> Dataset items
-- Start --

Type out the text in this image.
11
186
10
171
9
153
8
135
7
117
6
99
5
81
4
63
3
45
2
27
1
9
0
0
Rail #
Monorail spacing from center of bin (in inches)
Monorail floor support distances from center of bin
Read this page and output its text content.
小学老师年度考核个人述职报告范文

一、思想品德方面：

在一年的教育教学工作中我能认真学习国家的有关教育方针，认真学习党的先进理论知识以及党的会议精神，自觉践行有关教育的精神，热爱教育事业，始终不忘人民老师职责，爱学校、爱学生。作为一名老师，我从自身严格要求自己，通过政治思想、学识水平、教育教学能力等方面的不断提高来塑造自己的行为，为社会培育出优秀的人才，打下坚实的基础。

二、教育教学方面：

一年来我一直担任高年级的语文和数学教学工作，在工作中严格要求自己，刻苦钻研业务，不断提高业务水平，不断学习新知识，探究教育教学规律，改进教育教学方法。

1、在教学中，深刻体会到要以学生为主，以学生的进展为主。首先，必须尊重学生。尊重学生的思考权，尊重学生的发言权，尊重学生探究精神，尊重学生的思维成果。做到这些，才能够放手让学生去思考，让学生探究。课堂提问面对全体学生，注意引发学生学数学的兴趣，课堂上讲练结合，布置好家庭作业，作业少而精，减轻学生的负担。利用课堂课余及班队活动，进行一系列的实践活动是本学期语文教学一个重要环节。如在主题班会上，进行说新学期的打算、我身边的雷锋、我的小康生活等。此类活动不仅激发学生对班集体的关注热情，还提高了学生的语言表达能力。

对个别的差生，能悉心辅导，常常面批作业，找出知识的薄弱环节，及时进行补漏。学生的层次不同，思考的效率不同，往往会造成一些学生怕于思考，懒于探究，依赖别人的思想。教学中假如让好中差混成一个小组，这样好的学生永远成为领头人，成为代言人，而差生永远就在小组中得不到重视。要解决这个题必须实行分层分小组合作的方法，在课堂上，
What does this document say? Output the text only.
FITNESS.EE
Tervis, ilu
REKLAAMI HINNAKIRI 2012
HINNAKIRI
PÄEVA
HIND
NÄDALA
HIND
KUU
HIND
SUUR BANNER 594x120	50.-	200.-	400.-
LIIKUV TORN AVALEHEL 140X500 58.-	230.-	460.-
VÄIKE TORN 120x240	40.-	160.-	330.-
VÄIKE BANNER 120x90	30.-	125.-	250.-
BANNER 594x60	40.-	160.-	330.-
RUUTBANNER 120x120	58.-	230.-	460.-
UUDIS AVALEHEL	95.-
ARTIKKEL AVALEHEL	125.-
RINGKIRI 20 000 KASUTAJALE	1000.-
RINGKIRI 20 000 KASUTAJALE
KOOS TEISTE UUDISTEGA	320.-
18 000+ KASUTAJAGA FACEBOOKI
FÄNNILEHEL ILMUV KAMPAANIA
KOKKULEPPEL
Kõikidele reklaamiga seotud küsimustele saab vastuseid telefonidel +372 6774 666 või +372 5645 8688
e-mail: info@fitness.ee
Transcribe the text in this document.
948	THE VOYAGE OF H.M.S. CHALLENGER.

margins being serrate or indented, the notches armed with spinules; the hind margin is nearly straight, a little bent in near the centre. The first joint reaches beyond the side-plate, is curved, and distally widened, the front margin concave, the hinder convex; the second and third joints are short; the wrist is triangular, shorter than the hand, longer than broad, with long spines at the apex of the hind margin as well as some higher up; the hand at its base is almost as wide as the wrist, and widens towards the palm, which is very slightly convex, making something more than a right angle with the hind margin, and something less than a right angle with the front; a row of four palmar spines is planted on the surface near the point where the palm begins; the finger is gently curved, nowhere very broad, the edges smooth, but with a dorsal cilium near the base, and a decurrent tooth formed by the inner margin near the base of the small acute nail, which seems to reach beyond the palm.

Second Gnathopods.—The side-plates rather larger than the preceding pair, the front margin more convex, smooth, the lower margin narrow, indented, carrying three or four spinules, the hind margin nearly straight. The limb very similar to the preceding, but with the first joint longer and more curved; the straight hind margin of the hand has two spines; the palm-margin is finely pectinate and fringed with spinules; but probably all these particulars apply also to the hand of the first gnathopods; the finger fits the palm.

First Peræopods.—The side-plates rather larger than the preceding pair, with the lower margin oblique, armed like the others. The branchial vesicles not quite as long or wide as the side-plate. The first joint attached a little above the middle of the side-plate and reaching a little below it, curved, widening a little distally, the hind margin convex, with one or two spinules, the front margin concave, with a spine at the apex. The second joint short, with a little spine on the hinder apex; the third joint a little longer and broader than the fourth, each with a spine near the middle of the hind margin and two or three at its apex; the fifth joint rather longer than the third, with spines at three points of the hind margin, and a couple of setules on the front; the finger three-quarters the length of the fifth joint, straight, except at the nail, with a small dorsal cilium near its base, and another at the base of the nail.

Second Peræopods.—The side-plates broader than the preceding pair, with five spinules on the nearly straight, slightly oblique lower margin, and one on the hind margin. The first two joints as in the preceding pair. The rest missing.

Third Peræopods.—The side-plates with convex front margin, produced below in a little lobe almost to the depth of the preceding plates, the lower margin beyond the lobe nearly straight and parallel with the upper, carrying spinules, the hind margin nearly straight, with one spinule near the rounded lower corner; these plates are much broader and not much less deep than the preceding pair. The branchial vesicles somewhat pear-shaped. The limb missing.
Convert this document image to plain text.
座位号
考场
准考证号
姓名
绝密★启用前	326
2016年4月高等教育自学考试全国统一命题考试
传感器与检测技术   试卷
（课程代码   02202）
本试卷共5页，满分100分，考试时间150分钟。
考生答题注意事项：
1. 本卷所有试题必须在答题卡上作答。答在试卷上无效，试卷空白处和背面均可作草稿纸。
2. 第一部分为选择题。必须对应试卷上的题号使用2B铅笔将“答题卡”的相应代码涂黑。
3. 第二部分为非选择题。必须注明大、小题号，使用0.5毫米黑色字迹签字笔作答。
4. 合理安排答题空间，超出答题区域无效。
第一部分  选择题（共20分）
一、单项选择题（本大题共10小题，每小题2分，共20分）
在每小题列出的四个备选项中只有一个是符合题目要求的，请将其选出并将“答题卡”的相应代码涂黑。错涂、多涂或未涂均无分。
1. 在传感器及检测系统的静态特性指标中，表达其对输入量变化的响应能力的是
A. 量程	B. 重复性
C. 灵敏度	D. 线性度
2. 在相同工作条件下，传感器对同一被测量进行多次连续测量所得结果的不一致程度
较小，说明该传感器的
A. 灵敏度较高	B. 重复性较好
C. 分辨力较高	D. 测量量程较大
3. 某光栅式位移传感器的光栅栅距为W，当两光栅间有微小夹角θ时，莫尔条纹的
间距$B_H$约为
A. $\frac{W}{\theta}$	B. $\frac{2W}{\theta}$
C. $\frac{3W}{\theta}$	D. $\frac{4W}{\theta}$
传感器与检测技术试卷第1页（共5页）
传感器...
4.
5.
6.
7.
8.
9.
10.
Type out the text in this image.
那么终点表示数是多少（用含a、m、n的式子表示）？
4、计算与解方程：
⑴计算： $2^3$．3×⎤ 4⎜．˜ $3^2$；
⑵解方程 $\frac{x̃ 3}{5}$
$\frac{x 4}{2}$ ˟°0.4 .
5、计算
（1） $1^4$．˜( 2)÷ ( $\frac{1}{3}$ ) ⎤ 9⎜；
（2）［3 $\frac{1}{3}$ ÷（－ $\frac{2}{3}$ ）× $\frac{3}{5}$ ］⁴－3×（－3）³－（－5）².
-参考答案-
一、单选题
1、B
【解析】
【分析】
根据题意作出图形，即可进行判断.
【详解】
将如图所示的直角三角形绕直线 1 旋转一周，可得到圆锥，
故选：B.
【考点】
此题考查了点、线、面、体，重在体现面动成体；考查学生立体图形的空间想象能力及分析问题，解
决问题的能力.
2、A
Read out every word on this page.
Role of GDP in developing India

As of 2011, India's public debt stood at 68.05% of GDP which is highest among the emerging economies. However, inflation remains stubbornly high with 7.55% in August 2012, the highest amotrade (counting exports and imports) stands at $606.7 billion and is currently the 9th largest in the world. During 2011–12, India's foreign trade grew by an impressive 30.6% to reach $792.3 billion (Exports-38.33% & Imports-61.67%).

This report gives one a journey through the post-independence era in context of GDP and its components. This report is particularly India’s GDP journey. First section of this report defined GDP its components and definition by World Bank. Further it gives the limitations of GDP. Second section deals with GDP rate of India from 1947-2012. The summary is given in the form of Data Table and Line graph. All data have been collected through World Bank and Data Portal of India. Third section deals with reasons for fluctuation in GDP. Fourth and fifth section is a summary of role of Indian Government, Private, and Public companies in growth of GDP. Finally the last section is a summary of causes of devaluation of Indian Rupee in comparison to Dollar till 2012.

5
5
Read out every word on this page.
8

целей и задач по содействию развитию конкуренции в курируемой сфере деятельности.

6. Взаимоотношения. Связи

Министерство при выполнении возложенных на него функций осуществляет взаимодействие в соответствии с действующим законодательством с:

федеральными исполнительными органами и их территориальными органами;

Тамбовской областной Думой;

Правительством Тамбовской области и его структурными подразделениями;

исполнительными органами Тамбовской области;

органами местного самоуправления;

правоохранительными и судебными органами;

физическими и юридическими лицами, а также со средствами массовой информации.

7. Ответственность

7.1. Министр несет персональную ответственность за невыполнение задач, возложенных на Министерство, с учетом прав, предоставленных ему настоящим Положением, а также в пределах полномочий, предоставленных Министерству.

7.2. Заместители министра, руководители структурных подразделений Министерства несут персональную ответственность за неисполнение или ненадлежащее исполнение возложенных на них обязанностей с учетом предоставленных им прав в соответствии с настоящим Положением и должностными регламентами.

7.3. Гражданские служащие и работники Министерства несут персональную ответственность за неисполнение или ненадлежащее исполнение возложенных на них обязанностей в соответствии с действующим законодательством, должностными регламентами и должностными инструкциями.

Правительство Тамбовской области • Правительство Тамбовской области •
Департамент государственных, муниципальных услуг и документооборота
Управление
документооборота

-- End --

> Problem to work on
From the entries above, return each line with the word "законодательством" in it.

> Exercise output
Министерство при выполнении возложенных на него функций осуществляет взаимодействие в соответствии с действующим законодательством с:
7.3. Гражданские служащие и работники Министерства несут персональную ответственность за неисполнение или ненадлежащее исполнение возложенных на них обязанностей в соответствии с действующим законодательством, должностными регламентами и должностными инструкциями.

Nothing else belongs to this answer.